# start of Records shown
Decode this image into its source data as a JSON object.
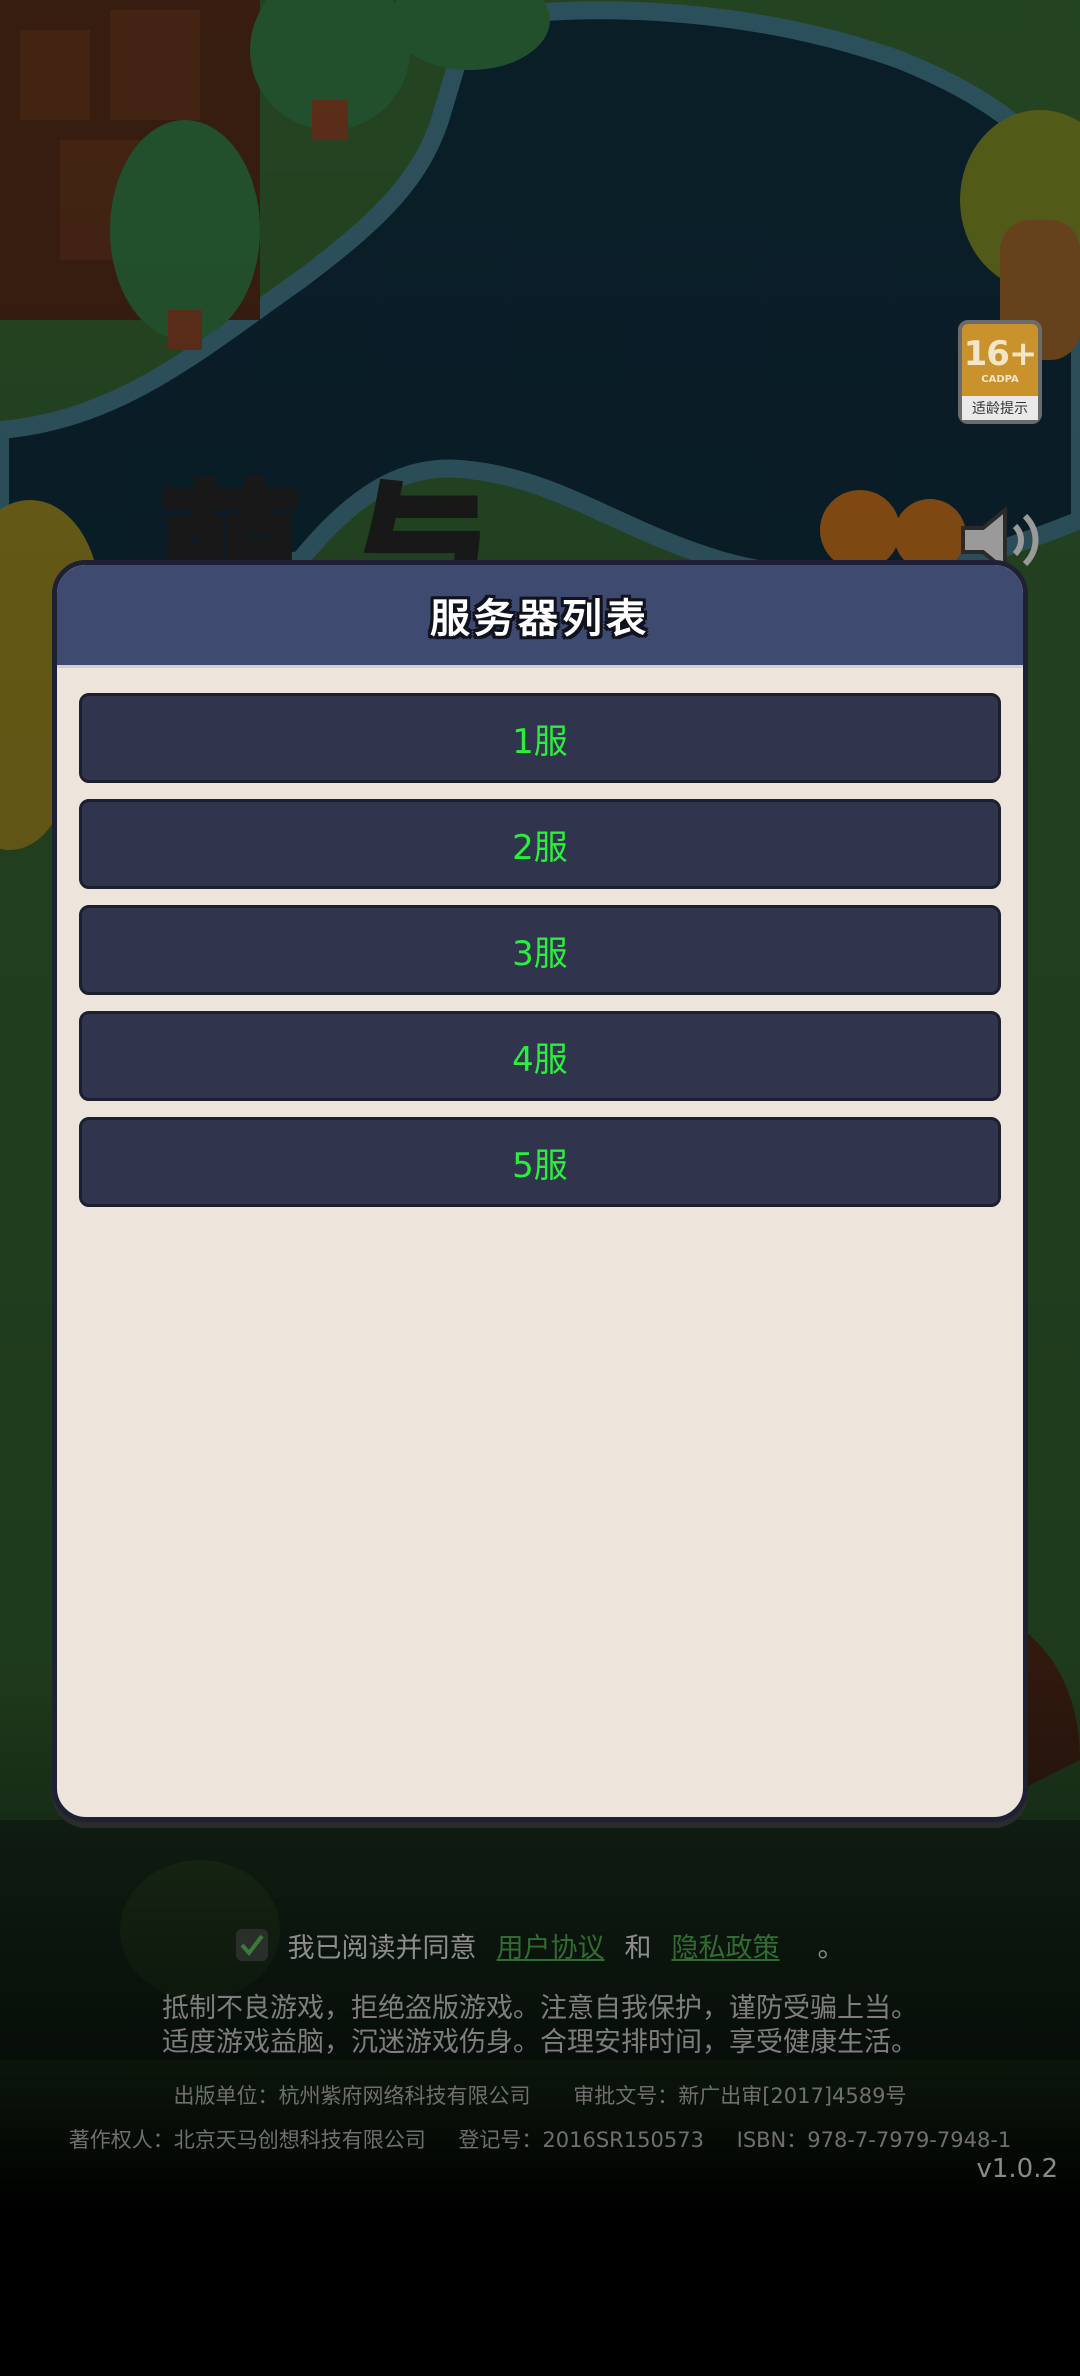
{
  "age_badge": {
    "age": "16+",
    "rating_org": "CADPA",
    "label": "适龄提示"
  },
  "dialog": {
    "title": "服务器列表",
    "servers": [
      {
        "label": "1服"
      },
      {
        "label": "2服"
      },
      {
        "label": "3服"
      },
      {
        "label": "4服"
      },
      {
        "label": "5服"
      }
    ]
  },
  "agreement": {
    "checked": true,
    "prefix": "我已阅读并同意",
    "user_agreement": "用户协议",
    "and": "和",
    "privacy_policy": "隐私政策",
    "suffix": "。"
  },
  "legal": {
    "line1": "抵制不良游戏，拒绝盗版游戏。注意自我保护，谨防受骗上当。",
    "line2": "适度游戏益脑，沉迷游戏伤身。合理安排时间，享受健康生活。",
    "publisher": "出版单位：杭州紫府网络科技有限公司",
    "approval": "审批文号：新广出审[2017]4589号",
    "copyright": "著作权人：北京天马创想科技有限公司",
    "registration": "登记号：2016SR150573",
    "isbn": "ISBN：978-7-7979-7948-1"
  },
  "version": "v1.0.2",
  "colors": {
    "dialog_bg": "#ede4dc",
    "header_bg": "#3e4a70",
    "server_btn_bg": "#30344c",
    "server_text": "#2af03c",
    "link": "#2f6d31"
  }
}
# end of Records shown
# start of Records shown
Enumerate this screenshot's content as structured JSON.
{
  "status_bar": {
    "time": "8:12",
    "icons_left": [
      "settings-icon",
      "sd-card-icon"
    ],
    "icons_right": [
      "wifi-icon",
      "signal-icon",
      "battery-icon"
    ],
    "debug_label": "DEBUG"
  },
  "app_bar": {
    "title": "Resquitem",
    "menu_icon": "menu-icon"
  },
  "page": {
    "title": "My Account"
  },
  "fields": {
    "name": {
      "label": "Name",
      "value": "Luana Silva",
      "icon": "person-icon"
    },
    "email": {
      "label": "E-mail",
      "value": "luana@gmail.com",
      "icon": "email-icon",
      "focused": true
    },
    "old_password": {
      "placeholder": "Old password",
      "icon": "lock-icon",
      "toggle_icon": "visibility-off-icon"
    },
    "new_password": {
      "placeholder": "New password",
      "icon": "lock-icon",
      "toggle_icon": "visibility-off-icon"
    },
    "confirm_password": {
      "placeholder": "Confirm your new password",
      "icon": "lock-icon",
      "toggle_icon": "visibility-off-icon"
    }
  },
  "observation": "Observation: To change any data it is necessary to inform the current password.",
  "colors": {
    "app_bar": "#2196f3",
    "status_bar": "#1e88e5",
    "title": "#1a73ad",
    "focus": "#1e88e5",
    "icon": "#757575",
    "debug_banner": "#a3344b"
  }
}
# end of Records shown
# start of Records shown
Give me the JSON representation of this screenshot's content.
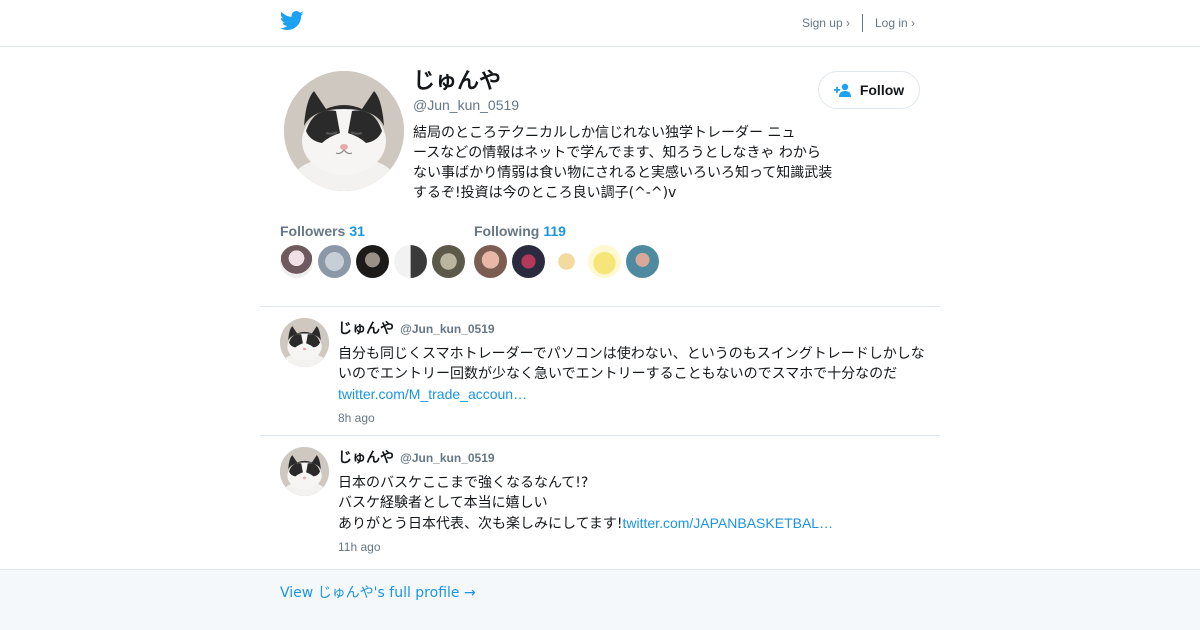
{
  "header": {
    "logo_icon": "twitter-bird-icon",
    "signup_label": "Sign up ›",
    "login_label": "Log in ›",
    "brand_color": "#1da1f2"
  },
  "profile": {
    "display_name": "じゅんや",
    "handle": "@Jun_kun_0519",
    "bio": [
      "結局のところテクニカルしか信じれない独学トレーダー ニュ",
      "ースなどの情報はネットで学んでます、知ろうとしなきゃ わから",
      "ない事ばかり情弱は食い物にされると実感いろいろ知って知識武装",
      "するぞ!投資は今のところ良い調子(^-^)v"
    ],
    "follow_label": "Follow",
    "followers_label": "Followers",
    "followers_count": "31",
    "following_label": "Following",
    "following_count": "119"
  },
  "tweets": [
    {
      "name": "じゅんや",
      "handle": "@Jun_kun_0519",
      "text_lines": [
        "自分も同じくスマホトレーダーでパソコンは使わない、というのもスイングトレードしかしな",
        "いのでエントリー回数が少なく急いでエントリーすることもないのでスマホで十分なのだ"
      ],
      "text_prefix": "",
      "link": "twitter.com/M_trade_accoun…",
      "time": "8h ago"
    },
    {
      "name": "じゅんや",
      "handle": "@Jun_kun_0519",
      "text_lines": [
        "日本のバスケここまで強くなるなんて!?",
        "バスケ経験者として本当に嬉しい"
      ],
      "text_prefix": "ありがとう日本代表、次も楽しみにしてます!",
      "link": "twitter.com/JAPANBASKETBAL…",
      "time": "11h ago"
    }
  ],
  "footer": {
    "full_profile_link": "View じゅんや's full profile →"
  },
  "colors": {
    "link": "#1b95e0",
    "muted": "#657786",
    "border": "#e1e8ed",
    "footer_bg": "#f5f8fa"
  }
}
# end of Records shown
### Problem to solve
From the listing above, return each line with the word "content".

### In response
Enumerate this screenshot's content as structured JSON.
Give me the JSON representation of this screenshot's content.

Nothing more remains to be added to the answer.